Element-and-box listings:

>> begin

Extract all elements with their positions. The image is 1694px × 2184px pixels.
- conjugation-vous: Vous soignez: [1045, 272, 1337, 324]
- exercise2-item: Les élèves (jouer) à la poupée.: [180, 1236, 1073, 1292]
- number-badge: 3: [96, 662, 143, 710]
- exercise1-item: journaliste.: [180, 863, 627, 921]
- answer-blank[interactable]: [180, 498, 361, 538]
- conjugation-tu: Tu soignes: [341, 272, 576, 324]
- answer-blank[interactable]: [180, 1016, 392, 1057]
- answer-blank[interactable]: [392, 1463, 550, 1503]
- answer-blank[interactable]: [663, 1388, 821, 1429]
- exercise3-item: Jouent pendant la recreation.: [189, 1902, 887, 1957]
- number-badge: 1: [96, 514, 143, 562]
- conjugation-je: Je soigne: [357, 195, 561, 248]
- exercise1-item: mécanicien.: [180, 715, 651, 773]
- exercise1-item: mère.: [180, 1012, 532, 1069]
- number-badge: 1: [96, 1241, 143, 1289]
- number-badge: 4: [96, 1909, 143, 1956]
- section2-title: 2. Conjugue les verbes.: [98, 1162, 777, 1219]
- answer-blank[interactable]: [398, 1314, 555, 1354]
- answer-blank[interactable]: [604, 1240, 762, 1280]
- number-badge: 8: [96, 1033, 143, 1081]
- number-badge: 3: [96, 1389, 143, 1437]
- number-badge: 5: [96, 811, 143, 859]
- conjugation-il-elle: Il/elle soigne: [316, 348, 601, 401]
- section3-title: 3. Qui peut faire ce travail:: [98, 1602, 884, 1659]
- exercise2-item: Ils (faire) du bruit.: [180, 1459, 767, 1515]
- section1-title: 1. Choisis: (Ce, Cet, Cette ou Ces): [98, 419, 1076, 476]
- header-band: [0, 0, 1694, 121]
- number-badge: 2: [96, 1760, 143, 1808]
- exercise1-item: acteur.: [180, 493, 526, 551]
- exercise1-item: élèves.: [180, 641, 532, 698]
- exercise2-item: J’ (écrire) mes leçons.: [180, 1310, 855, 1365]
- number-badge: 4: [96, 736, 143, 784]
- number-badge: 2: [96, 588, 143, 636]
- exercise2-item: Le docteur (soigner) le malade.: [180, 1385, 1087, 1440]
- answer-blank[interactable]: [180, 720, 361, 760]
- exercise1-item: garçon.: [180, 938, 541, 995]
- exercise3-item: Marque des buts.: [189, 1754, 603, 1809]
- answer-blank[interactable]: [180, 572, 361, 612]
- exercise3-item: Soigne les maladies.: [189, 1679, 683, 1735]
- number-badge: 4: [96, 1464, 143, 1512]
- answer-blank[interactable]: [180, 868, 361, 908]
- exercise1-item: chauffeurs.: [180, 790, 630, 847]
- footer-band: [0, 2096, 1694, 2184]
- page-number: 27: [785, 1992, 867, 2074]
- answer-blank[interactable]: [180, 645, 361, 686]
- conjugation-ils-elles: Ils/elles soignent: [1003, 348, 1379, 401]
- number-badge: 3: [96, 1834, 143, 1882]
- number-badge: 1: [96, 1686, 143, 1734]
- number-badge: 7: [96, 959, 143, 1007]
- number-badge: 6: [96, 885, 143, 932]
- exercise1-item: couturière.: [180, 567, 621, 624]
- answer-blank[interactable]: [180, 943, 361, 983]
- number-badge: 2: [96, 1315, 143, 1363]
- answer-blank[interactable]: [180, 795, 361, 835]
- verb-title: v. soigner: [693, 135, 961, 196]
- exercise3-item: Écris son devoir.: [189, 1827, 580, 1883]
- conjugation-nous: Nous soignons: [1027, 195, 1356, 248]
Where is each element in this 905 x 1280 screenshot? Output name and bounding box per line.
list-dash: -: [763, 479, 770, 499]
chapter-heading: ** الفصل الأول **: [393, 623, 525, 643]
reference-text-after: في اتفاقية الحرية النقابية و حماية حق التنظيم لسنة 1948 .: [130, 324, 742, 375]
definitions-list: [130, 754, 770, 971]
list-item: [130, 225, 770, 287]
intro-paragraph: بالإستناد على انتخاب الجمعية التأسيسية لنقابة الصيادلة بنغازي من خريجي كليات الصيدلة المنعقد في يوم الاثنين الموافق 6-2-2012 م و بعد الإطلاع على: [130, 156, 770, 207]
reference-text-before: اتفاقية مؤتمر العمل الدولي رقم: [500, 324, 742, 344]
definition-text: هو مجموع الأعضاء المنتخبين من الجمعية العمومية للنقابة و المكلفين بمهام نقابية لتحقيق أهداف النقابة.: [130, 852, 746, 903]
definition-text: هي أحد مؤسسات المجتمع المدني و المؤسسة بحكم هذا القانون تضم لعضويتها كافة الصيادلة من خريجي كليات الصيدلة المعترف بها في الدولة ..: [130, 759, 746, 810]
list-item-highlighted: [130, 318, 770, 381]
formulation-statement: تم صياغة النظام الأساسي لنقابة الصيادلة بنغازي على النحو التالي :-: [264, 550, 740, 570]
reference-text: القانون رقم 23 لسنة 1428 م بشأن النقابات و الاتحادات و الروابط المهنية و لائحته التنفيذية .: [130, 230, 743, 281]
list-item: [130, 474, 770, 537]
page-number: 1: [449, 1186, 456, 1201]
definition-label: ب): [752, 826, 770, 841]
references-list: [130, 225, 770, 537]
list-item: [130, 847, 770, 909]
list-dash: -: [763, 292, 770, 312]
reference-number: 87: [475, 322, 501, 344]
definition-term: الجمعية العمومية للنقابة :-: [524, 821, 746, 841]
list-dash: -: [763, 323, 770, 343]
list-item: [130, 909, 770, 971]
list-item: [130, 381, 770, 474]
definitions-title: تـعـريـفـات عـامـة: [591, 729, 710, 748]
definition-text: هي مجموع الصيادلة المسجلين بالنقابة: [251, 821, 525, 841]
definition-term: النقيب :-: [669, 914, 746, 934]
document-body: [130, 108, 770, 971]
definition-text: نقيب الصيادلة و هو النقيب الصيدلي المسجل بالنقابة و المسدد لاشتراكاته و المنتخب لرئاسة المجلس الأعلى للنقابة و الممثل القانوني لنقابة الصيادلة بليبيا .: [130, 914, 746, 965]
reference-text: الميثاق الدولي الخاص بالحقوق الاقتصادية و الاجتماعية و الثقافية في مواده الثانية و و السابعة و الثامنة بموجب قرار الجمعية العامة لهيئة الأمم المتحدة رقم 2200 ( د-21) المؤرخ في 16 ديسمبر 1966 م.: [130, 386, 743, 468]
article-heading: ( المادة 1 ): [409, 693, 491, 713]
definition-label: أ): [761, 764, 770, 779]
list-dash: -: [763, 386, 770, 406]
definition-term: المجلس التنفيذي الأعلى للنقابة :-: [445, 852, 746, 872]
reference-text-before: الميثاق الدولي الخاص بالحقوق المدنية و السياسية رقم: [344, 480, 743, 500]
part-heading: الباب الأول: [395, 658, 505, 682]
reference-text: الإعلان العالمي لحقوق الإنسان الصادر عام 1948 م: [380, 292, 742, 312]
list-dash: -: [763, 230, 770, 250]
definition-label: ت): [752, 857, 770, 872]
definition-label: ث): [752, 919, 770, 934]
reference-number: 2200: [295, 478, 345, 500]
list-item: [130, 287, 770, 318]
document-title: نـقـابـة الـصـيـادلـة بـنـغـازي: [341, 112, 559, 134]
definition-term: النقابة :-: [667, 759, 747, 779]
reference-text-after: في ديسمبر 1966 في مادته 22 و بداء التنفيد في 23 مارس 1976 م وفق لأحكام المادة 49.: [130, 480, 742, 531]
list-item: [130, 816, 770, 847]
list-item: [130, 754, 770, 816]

>> end

• **INSTRUCTIONS TO FOLLOW**:
Return every line of the listings above word for word, with nothing changed.

• **EXERCISE ANSWER**:
Extract all elements with their positions. The image is 1694px × 2184px pixels.
- conjugation-vous: Vous soignez: [1045, 272, 1337, 324]
- exercise2-item: Les élèves (jouer) à la poupée.: [180, 1236, 1073, 1292]
- number-badge: 3: [96, 662, 143, 710]
- exercise1-item: journaliste.: [180, 863, 627, 921]
- answer-blank[interactable]: [180, 498, 361, 538]
- conjugation-tu: Tu soignes: [341, 272, 576, 324]
- answer-blank[interactable]: [180, 1016, 392, 1057]
- answer-blank[interactable]: [392, 1463, 550, 1503]
- answer-blank[interactable]: [663, 1388, 821, 1429]
- exercise3-item: Jouent pendant la recreation.: [189, 1902, 887, 1957]
- number-badge: 1: [96, 514, 143, 562]
- conjugation-je: Je soigne: [357, 195, 561, 248]
- exercise1-item: mécanicien.: [180, 715, 651, 773]
- exercise1-item: mère.: [180, 1012, 532, 1069]
- number-badge: 1: [96, 1241, 143, 1289]
- number-badge: 4: [96, 1909, 143, 1956]
- section2-title: 2. Conjugue les verbes.: [98, 1162, 777, 1219]
- answer-blank[interactable]: [398, 1314, 555, 1354]
- answer-blank[interactable]: [604, 1240, 762, 1280]
- number-badge: 8: [96, 1033, 143, 1081]
- number-badge: 3: [96, 1389, 143, 1437]
- number-badge: 5: [96, 811, 143, 859]
- conjugation-il-elle: Il/elle soigne: [316, 348, 601, 401]
- section3-title: 3. Qui peut faire ce travail:: [98, 1602, 884, 1659]
- exercise2-item: Ils (faire) du bruit.: [180, 1459, 767, 1515]
- section1-title: 1. Choisis: (Ce, Cet, Cette ou Ces): [98, 419, 1076, 476]
- header-band: [0, 0, 1694, 121]
- number-badge: 2: [96, 1760, 143, 1808]
- exercise1-item: acteur.: [180, 493, 526, 551]
- exercise1-item: élèves.: [180, 641, 532, 698]
- exercise2-item: J’ (écrire) mes leçons.: [180, 1310, 855, 1365]
- number-badge: 4: [96, 736, 143, 784]
- number-badge: 2: [96, 588, 143, 636]
- exercise2-item: Le docteur (soigner) le malade.: [180, 1385, 1087, 1440]
- answer-blank[interactable]: [180, 720, 361, 760]
- exercise1-item: garçon.: [180, 938, 541, 995]
- exercise3-item: Marque des buts.: [189, 1754, 603, 1809]
- answer-blank[interactable]: [180, 572, 361, 612]
- exercise3-item: Soigne les maladies.: [189, 1679, 683, 1735]
- number-badge: 4: [96, 1464, 143, 1512]
- answer-blank[interactable]: [180, 868, 361, 908]
- exercise1-item: chauffeurs.: [180, 790, 630, 847]
- footer-band: [0, 2096, 1694, 2184]
- page-number: 27: [785, 1992, 867, 2074]
- answer-blank[interactable]: [180, 645, 361, 686]
- conjugation-ils-elles: Ils/elles soignent: [1003, 348, 1379, 401]
- number-badge: 3: [96, 1834, 143, 1882]
- number-badge: 1: [96, 1686, 143, 1734]
- number-badge: 7: [96, 959, 143, 1007]
- number-badge: 6: [96, 885, 143, 932]
- exercise1-item: couturière.: [180, 567, 621, 624]
- answer-blank[interactable]: [180, 943, 361, 983]
- number-badge: 2: [96, 1315, 143, 1363]
- answer-blank[interactable]: [180, 795, 361, 835]
- verb-title: v. soigner: [693, 135, 961, 196]
- exercise3-item: Écris son devoir.: [189, 1827, 580, 1883]
- conjugation-nous: Nous soignons: [1027, 195, 1356, 248]
Where is each element in this 905 x 1280 screenshot? Output name and bounding box per line.
list-dash: -: [763, 479, 770, 499]
chapter-heading: ** الفصل الأول **: [393, 623, 525, 643]
reference-text-after: في اتفاقية الحرية النقابية و حماية حق التنظيم لسنة 1948 .: [130, 324, 742, 375]
definitions-list: [130, 754, 770, 971]
list-item: [130, 225, 770, 287]
intro-paragraph: بالإستناد على انتخاب الجمعية التأسيسية لنقابة الصيادلة بنغازي من خريجي كليات الصيدلة المنعقد في يوم الاثنين الموافق 6-2-2012 م و بعد الإطلاع على: [130, 156, 770, 207]
reference-text-before: اتفاقية مؤتمر العمل الدولي رقم: [500, 324, 742, 344]
definition-text: هو مجموع الأعضاء المنتخبين من الجمعية العمومية للنقابة و المكلفين بمهام نقابية لتحقيق أهداف النقابة.: [130, 852, 746, 903]
definition-text: هي أحد مؤسسات المجتمع المدني و المؤسسة بحكم هذا القانون تضم لعضويتها كافة الصيادلة من خريجي كليات الصيدلة المعترف بها في الدولة ..: [130, 759, 746, 810]
list-item-highlighted: [130, 318, 770, 381]
formulation-statement: تم صياغة النظام الأساسي لنقابة الصيادلة بنغازي على النحو التالي :-: [264, 550, 740, 570]
reference-text: القانون رقم 23 لسنة 1428 م بشأن النقابات و الاتحادات و الروابط المهنية و لائحته التنفيذية .: [130, 230, 743, 281]
list-item: [130, 474, 770, 537]
page-number: 1: [449, 1186, 456, 1201]
definition-label: ب): [752, 826, 770, 841]
references-list: [130, 225, 770, 537]
list-item: [130, 847, 770, 909]
list-dash: -: [763, 292, 770, 312]
reference-number: 87: [475, 322, 501, 344]
definition-term: الجمعية العمومية للنقابة :-: [524, 821, 746, 841]
list-dash: -: [763, 323, 770, 343]
list-item: [130, 909, 770, 971]
list-item: [130, 381, 770, 474]
definitions-title: تـعـريـفـات عـامـة: [591, 729, 710, 748]
definition-text: هي مجموع الصيادلة المسجلين بالنقابة: [251, 821, 525, 841]
definition-term: النقيب :-: [669, 914, 746, 934]
document-body: [130, 108, 770, 971]
definition-text: نقيب الصيادلة و هو النقيب الصيدلي المسجل بالنقابة و المسدد لاشتراكاته و المنتخب لرئاسة المجلس الأعلى للنقابة و الممثل القانوني لنقابة الصيادلة بليبيا .: [130, 914, 746, 965]
reference-text: الميثاق الدولي الخاص بالحقوق الاقتصادية و الاجتماعية و الثقافية في مواده الثانية و و السابعة و الثامنة بموجب قرار الجمعية العامة لهيئة الأمم المتحدة رقم 2200 ( د-21) المؤرخ في 16 ديسمبر 1966 م.: [130, 386, 743, 468]
article-heading: ( المادة 1 ): [409, 693, 491, 713]
definition-label: أ): [761, 764, 770, 779]
list-dash: -: [763, 386, 770, 406]
definition-term: المجلس التنفيذي الأعلى للنقابة :-: [445, 852, 746, 872]
reference-text-before: الميثاق الدولي الخاص بالحقوق المدنية و السياسية رقم: [344, 480, 743, 500]
part-heading: الباب الأول: [395, 658, 505, 682]
reference-text: الإعلان العالمي لحقوق الإنسان الصادر عام 1948 م: [380, 292, 742, 312]
list-dash: -: [763, 230, 770, 250]
definition-label: ت): [752, 857, 770, 872]
definition-label: ث): [752, 919, 770, 934]
reference-number: 2200: [295, 478, 345, 500]
list-item: [130, 287, 770, 318]
document-title: نـقـابـة الـصـيـادلـة بـنـغـازي: [341, 112, 559, 134]
definition-term: النقابة :-: [667, 759, 747, 779]
reference-text-after: في ديسمبر 1966 في مادته 22 و بداء التنفيد في 23 مارس 1976 م وفق لأحكام المادة 49.: [130, 480, 742, 531]
list-item: [130, 816, 770, 847]
list-item: [130, 754, 770, 816]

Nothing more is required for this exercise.